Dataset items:
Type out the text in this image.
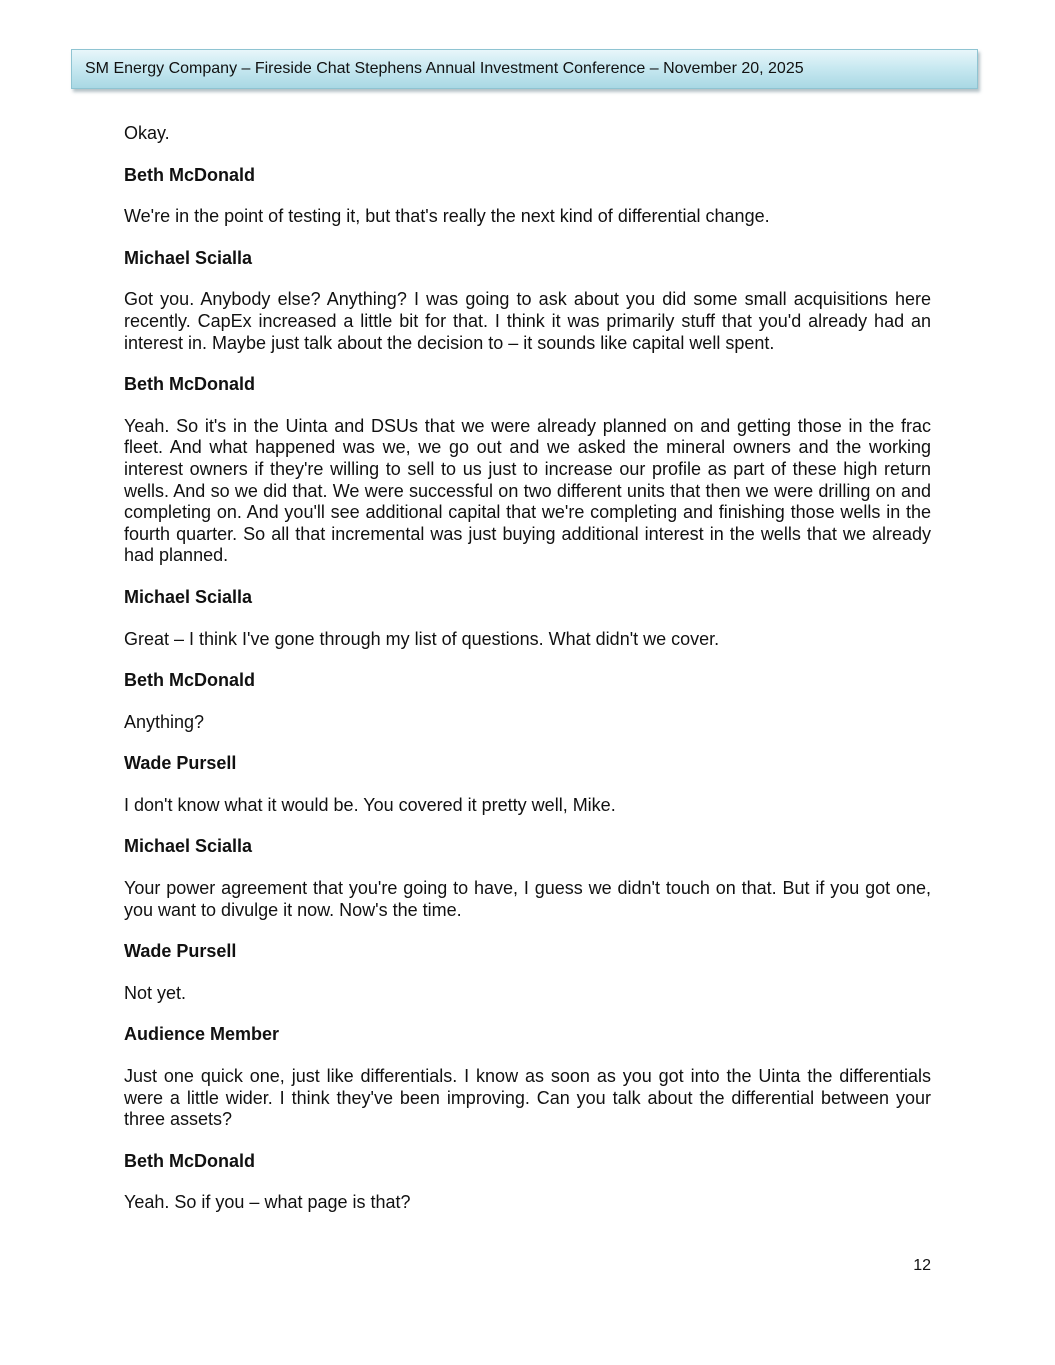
SM Energy Company – Fireside Chat Stephens Annual Investment Conference – November 20, 2025

Okay.

Beth McDonald

We're in the point of testing it, but that's really the next kind of differential change.

Michael Scialla

Got you. Anybody else? Anything? I was going to ask about you did some small acquisitions here recently. CapEx increased a little bit for that. I think it was primarily stuff that you'd already had an interest in. Maybe just talk about the decision to – it sounds like capital well spent.

Beth McDonald

Yeah. So it's in the Uinta and DSUs that we were already planned on and getting those in the frac fleet. And what happened was we, we go out and we asked the mineral owners and the working interest owners if they're willing to sell to us just to increase our profile as part of these high return wells. And so we did that. We were successful on two different units that then we were drilling on and completing on. And you'll see additional capital that we're completing and finishing those wells in the fourth quarter. So all that incremental was just buying additional interest in the wells that we already had planned.

Michael Scialla

Great – I think I've gone through my list of questions. What didn't we cover.

Beth McDonald

Anything?

Wade Pursell

I don't know what it would be. You covered it pretty well, Mike.

Michael Scialla

Your power agreement that you're going to have, I guess we didn't touch on that. But if you got one, you want to divulge it now. Now's the time.

Wade Pursell

Not yet.

Audience Member

Just one quick one, just like differentials. I know as soon as you got into the Uinta the differentials were a little wider. I think they've been improving. Can you talk about the differential between your three assets?

Beth McDonald

Yeah. So if you – what page is that?

12
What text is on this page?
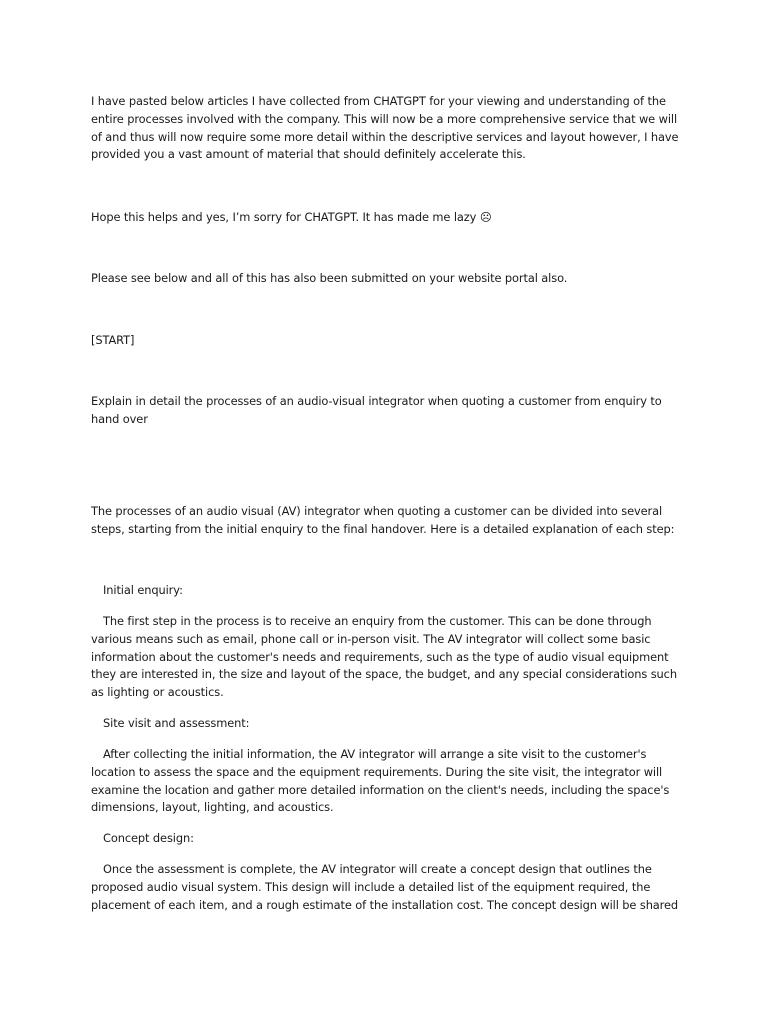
I have pasted below articles I have collected from CHATGPT for your viewing and understanding of the entire processes involved with the company. This will now be a more comprehensive service that we will of and thus will now require some more detail within the descriptive services and layout however, I have provided you a vast amount of material that should definitely accelerate this.

Hope this helps and yes, I’m sorry for CHATGPT. It has made me lazy ☹

Please see below and all of this has also been submitted on your website portal also.

[START]

Explain in detail the processes of an audio-visual integrator when quoting a customer from enquiry to hand over

The processes of an audio visual (AV) integrator when quoting a customer can be divided into several steps, starting from the initial enquiry to the final handover. Here is a detailed explanation of each step:

Initial enquiry:

The first step in the process is to receive an enquiry from the customer. This can be done through various means such as email, phone call or in-person visit. The AV integrator will collect some basic information about the customer's needs and requirements, such as the type of audio visual equipment they are interested in, the size and layout of the space, the budget, and any special considerations such as lighting or acoustics.

Site visit and assessment:

After collecting the initial information, the AV integrator will arrange a site visit to the customer's location to assess the space and the equipment requirements. During the site visit, the integrator will examine the location and gather more detailed information on the client's needs, including the space's dimensions, layout, lighting, and acoustics.

Concept design:

Once the assessment is complete, the AV integrator will create a concept design that outlines the proposed audio visual system. This design will include a detailed list of the equipment required, the placement of each item, and a rough estimate of the installation cost. The concept design will be shared
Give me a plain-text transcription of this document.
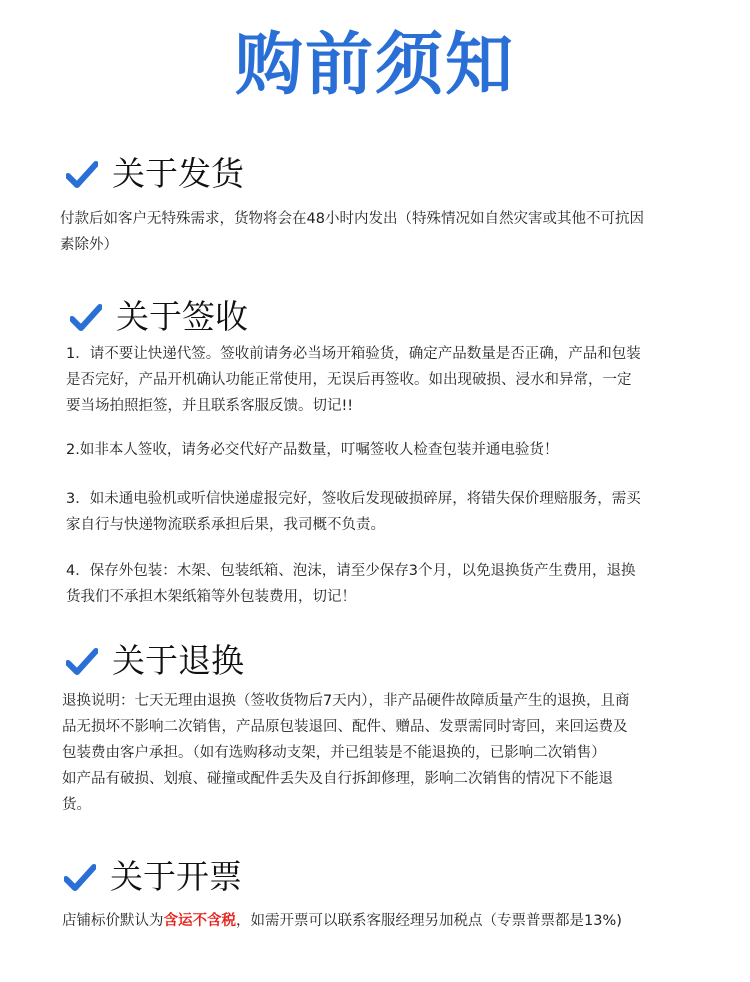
购前须知
关于发货
付款后如客户无特殊需求，货物将会在48小时内发出（特殊情况如自然灾害或其他不可抗因
素除外）
关于签收
1．请不要让快递代签。签收前请务必当场开箱验货，确定产品数量是否正确，产品和包装
是否完好，产品开机确认功能正常使用，无误后再签收。如出现破损、浸水和异常，一定
要当场拍照拒签，并且联系客服反馈。切记!!
2.如非本人签收，请务必交代好产品数量，叮嘱签收人检查包装并通电验货！
3．如未通电验机或听信快递虚报完好，签收后发现破损碎屏，将错失保价理赔服务，需买
家自行与快递物流联系承担后果，我司概不负责。
4．保存外包装：木架、包装纸箱、泡沫，请至少保存3个月，以免退换货产生费用，退换
货我们不承担木架纸箱等外包装费用，切记！
关于退换
退换说明：七天无理由退换（签收货物后7天内），非产品硬件故障质量产生的退换，且商
品无损坏不影响二次销售，产品原包装退回、配件、赠品、发票需同时寄回，来回运费及
包装费由客户承担。（如有选购移动支架，并已组装是不能退换的，已影响二次销售）
如产品有破损、划痕、碰撞或配件丢失及自行拆卸修理，影响二次销售的情况下不能退
货。
关于开票
店铺标价默认为含运不含税，如需开票可以联系客服经理另加税点（专票普票都是13%)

§ **Given exercise**: Copy out the lines in which the string "lighting" appears.

§ **Final result**:
The first step in the process is to receive an enquiry from the customer. This can be done through various means such as email, phone call or in-person visit. The AV integrator will collect some basic information about the customer's needs and requirements, such as the type of audio visual equipment they are interested in, the size and layout of the space, the budget, and any special considerations such as lighting or acoustics.
After collecting the initial information, the AV integrator will arrange a site visit to the customer's location to assess the space and the equipment requirements. During the site visit, the integrator will examine the location and gather more detailed information on the client's needs, including the space's dimensions, layout, lighting, and acoustics.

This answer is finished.